- [THE TASK]: Word for word, set down the records and skip each picture.

::: RECORDS FOR THIS EXERCISE

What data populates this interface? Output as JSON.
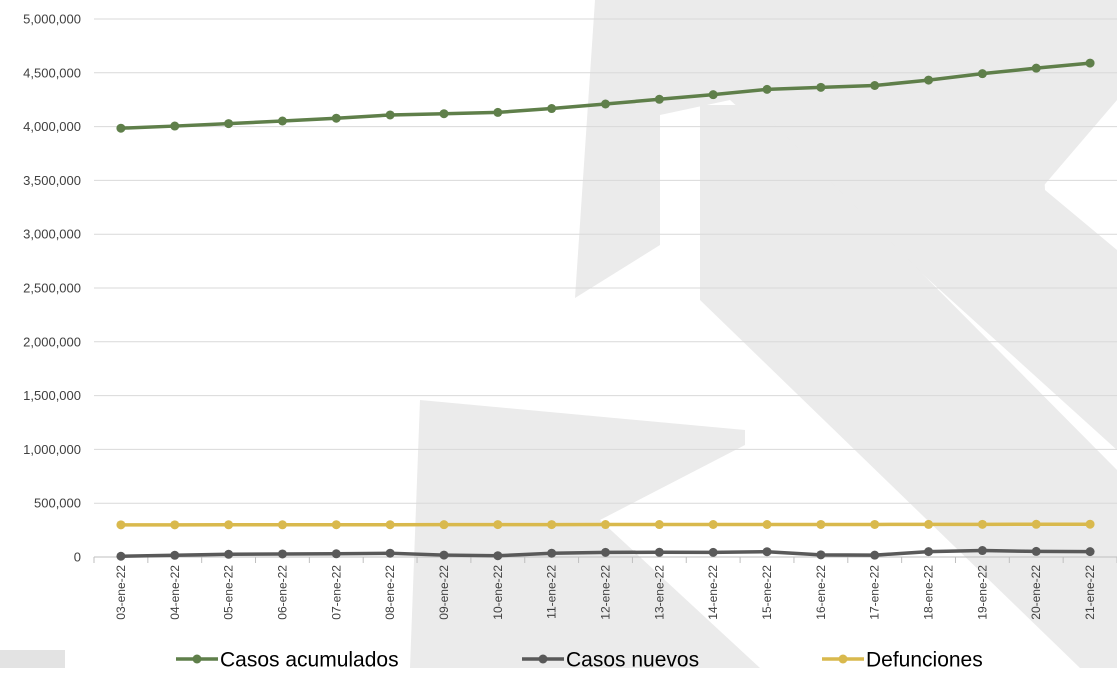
{
  "chart_data": {
    "type": "line",
    "title": "",
    "xlabel": "",
    "ylabel": "",
    "ylim": [
      0,
      5000000
    ],
    "y_ticks": [
      0,
      500000,
      1000000,
      1500000,
      2000000,
      2500000,
      3000000,
      3500000,
      4000000,
      4500000,
      5000000
    ],
    "y_tick_labels": [
      "0",
      "500,000",
      "1,000,000",
      "1,500,000",
      "2,000,000",
      "2,500,000",
      "3,000,000",
      "3,500,000",
      "4,000,000",
      "4,500,000",
      "5,000,000"
    ],
    "grid": true,
    "legend_position": "bottom",
    "categories": [
      "03-ene-22",
      "04-ene-22",
      "05-ene-22",
      "06-ene-22",
      "07-ene-22",
      "08-ene-22",
      "09-ene-22",
      "10-ene-22",
      "11-ene-22",
      "12-ene-22",
      "13-ene-22",
      "14-ene-22",
      "15-ene-22",
      "16-ene-22",
      "17-ene-22",
      "18-ene-22",
      "19-ene-22",
      "20-ene-22",
      "21-ene-22"
    ],
    "series": [
      {
        "name": "Casos acumulados",
        "color": "#5f7f4a",
        "values": [
          3985000,
          4005000,
          4028000,
          4052000,
          4078000,
          4108000,
          4120000,
          4132000,
          4168000,
          4210000,
          4254000,
          4297000,
          4346000,
          4365000,
          4382000,
          4432000,
          4492000,
          4543000,
          4590000
        ]
      },
      {
        "name": "Casos nuevos",
        "color": "#595959",
        "values": [
          7000,
          16000,
          25000,
          28000,
          30000,
          35000,
          18000,
          12000,
          35000,
          43000,
          44000,
          43000,
          49000,
          20000,
          17000,
          50000,
          60000,
          52000,
          50000
        ]
      },
      {
        "name": "Defunciones",
        "color": "#d9b94d",
        "values": [
          299000,
          299000,
          299500,
          299500,
          300000,
          300000,
          300500,
          301000,
          301000,
          301500,
          301500,
          302000,
          302000,
          302500,
          302500,
          303000,
          303500,
          304000,
          304500
        ]
      }
    ]
  }
}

::::::

- [OUTPUT]:
What data populates this interface? Output as JSON.
{
  "chart_data": {
    "type": "line",
    "title": "",
    "xlabel": "",
    "ylabel": "",
    "ylim": [
      0,
      5000000
    ],
    "y_ticks": [
      0,
      500000,
      1000000,
      1500000,
      2000000,
      2500000,
      3000000,
      3500000,
      4000000,
      4500000,
      5000000
    ],
    "y_tick_labels": [
      "0",
      "500,000",
      "1,000,000",
      "1,500,000",
      "2,000,000",
      "2,500,000",
      "3,000,000",
      "3,500,000",
      "4,000,000",
      "4,500,000",
      "5,000,000"
    ],
    "grid": true,
    "legend_position": "bottom",
    "categories": [
      "03-ene-22",
      "04-ene-22",
      "05-ene-22",
      "06-ene-22",
      "07-ene-22",
      "08-ene-22",
      "09-ene-22",
      "10-ene-22",
      "11-ene-22",
      "12-ene-22",
      "13-ene-22",
      "14-ene-22",
      "15-ene-22",
      "16-ene-22",
      "17-ene-22",
      "18-ene-22",
      "19-ene-22",
      "20-ene-22",
      "21-ene-22"
    ],
    "series": [
      {
        "name": "Casos acumulados",
        "color": "#5f7f4a",
        "values": [
          3985000,
          4005000,
          4028000,
          4052000,
          4078000,
          4108000,
          4120000,
          4132000,
          4168000,
          4210000,
          4254000,
          4297000,
          4346000,
          4365000,
          4382000,
          4432000,
          4492000,
          4543000,
          4590000
        ]
      },
      {
        "name": "Casos nuevos",
        "color": "#595959",
        "values": [
          7000,
          16000,
          25000,
          28000,
          30000,
          35000,
          18000,
          12000,
          35000,
          43000,
          44000,
          43000,
          49000,
          20000,
          17000,
          50000,
          60000,
          52000,
          50000
        ]
      },
      {
        "name": "Defunciones",
        "color": "#d9b94d",
        "values": [
          299000,
          299000,
          299500,
          299500,
          300000,
          300000,
          300500,
          301000,
          301000,
          301500,
          301500,
          302000,
          302000,
          302500,
          302500,
          303000,
          303500,
          304000,
          304500
        ]
      }
    ]
  }
}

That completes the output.